> **Challenge**
In the entries, from the first line through the line containing "logout-notice: 로그아웃 상태입니다.: [848, 906, 1134, 944]", swap "login-label" for "signin-label" and return those lines with nothing else altered.

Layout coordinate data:
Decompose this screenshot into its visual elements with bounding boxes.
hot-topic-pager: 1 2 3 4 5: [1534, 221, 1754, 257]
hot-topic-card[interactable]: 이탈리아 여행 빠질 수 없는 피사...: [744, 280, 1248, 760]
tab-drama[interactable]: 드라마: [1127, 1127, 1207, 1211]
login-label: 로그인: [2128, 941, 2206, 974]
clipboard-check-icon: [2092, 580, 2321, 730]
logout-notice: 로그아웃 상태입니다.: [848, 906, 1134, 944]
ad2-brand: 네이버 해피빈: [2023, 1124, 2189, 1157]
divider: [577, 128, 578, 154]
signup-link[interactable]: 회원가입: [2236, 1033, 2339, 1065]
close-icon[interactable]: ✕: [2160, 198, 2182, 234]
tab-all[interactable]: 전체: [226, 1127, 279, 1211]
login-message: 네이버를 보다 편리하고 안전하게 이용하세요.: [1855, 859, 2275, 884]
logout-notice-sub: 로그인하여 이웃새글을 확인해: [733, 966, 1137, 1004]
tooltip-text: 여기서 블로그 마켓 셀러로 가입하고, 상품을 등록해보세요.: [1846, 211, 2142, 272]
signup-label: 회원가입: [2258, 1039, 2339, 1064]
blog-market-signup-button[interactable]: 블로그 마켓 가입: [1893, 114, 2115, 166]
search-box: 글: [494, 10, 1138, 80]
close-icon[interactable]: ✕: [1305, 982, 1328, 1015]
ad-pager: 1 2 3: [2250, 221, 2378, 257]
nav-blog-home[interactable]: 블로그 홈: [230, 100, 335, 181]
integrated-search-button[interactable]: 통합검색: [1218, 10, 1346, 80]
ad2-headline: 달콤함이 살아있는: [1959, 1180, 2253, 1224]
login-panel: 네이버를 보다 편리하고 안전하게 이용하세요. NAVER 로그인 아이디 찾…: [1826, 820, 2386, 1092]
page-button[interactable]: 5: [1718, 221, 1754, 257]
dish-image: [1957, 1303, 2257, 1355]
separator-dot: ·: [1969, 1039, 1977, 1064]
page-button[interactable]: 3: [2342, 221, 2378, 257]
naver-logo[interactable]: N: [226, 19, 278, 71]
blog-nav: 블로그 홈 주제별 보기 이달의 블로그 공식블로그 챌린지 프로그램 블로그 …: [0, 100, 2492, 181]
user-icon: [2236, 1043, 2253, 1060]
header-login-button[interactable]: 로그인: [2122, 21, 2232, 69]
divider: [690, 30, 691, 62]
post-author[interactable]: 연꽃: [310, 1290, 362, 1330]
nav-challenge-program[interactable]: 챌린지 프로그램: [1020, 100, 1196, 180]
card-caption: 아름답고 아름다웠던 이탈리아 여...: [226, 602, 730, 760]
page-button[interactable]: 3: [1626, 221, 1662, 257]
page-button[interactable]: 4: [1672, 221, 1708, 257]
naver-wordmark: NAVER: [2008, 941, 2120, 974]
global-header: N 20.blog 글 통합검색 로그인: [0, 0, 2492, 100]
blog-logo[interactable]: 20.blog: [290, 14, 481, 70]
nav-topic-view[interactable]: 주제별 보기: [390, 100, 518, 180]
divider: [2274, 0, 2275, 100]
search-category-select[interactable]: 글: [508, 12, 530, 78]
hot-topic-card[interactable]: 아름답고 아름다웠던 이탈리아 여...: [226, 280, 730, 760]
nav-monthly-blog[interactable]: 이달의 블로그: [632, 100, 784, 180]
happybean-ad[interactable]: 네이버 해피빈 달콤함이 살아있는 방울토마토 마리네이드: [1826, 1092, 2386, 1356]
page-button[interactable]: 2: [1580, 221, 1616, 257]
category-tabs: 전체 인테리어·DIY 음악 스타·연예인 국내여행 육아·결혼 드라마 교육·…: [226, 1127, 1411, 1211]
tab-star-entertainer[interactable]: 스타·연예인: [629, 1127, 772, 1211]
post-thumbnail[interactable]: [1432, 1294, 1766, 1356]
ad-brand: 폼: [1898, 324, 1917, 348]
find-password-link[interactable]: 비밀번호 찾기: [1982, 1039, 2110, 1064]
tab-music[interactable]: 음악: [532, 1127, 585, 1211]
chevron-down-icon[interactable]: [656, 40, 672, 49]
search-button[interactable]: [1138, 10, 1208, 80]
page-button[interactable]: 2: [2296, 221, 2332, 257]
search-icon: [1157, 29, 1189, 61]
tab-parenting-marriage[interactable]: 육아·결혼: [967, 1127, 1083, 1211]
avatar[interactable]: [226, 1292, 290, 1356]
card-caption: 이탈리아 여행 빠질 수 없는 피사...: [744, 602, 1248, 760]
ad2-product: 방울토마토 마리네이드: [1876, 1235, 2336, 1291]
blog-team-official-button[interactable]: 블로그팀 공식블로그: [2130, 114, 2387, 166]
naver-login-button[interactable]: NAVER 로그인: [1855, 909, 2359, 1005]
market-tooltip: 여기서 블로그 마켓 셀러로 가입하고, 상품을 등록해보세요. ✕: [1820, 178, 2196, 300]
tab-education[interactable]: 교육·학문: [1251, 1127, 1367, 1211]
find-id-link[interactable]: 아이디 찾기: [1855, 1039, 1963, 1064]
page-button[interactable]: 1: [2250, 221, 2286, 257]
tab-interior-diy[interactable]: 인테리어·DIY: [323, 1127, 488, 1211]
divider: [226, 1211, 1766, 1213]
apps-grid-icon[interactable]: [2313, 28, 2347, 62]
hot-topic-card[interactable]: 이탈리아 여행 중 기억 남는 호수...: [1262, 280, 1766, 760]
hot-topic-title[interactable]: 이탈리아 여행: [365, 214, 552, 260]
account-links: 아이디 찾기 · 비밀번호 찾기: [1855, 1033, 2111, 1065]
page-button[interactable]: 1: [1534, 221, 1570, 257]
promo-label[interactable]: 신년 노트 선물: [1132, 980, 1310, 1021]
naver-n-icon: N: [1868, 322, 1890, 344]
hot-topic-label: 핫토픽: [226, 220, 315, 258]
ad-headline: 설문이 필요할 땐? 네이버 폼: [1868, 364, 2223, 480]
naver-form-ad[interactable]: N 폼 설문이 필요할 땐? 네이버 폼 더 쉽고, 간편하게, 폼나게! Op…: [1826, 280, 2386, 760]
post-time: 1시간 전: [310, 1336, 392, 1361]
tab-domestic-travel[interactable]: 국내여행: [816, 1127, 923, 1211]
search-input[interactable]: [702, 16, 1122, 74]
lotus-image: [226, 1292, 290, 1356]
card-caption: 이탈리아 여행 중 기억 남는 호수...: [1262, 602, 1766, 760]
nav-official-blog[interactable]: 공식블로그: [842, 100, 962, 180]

> **Written response**
Decompose this screenshot into its visual elements with bounding boxes.
hot-topic-pager: 1 2 3 4 5: [1534, 221, 1754, 257]
hot-topic-card[interactable]: 이탈리아 여행 빠질 수 없는 피사...: [744, 280, 1248, 760]
tab-drama[interactable]: 드라마: [1127, 1127, 1207, 1211]
signin-label: 로그인: [2128, 941, 2206, 974]
clipboard-check-icon: [2092, 580, 2321, 730]
logout-notice: 로그아웃 상태입니다.: [848, 906, 1134, 944]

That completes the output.